BEGIN Extracted material

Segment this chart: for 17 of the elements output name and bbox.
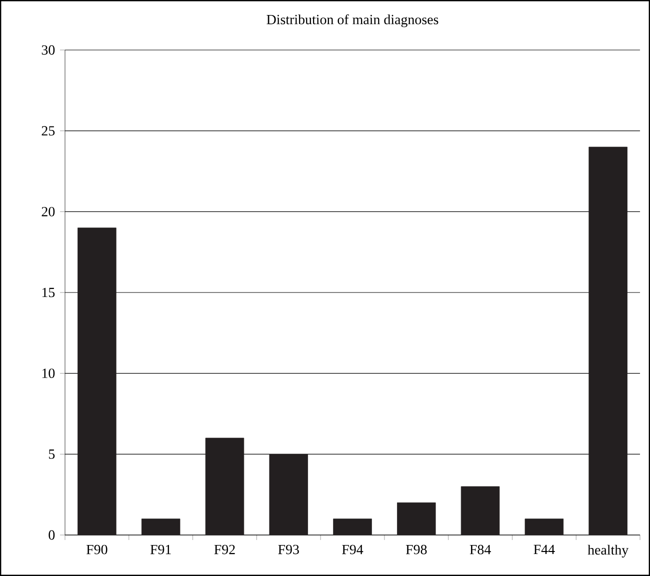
x-tick-label: F93 — [278, 544, 299, 554]
y-tick-label: 0 — [48, 530, 55, 540]
chart-title: Distribution of main diagnoses — [266, 14, 438, 28]
x-tick-label: F98 — [406, 544, 427, 554]
x-tick-label: F91 — [150, 544, 171, 554]
y-tick-label: 10 — [42, 368, 55, 378]
y-tick-label: 5 — [48, 450, 55, 459]
x-tick-label: healthy — [588, 544, 629, 558]
x-tick-label: F92 — [214, 544, 235, 554]
y-tick-label: 20 — [42, 206, 55, 216]
x-tick-label: F84 — [470, 544, 491, 554]
y-tick-label: 15 — [42, 288, 55, 298]
x-tick-label: F94 — [342, 544, 364, 554]
y-tick-label: 30 — [42, 45, 55, 55]
y-tick-label: 25 — [42, 126, 55, 136]
x-tick-label: F90 — [86, 544, 108, 554]
x-tick-label: F44 — [534, 544, 555, 554]
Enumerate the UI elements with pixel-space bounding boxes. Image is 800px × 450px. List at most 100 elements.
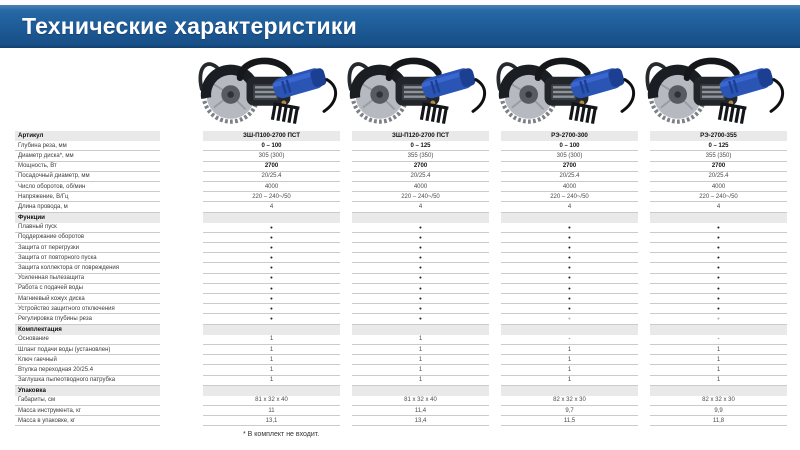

END Extracted material

> _Problem description_:
Rewrite every line of the listing above as a numbered list. Skip blank lines, and leave out the pictures.

> _Output below_:
1. Segment this chart: for 17 of the elements output name and bbox.
2. x-tick-label: F93 — [278, 544, 299, 554]
3. y-tick-label: 0 — [48, 530, 55, 540]
4. chart-title: Distribution of main diagnoses — [266, 14, 438, 28]
5. x-tick-label: F98 — [406, 544, 427, 554]
6. x-tick-label: F91 — [150, 544, 171, 554]
7. y-tick-label: 10 — [42, 368, 55, 378]
8. y-tick-label: 5 — [48, 450, 55, 459]
9. x-tick-label: healthy — [588, 544, 629, 558]
10. x-tick-label: F92 — [214, 544, 235, 554]
11. y-tick-label: 20 — [42, 206, 55, 216]
12. x-tick-label: F84 — [470, 544, 491, 554]
13. y-tick-label: 15 — [42, 288, 55, 298]
14. x-tick-label: F94 — [342, 544, 364, 554]
15. y-tick-label: 30 — [42, 45, 55, 55]
16. y-tick-label: 25 — [42, 126, 55, 136]
17. x-tick-label: F90 — [86, 544, 108, 554]
18. x-tick-label: F44 — [534, 544, 555, 554]
19. Enumerate the UI elements with pixel-space bounding boxes. Image is 800px × 450px. List at most 100 elements.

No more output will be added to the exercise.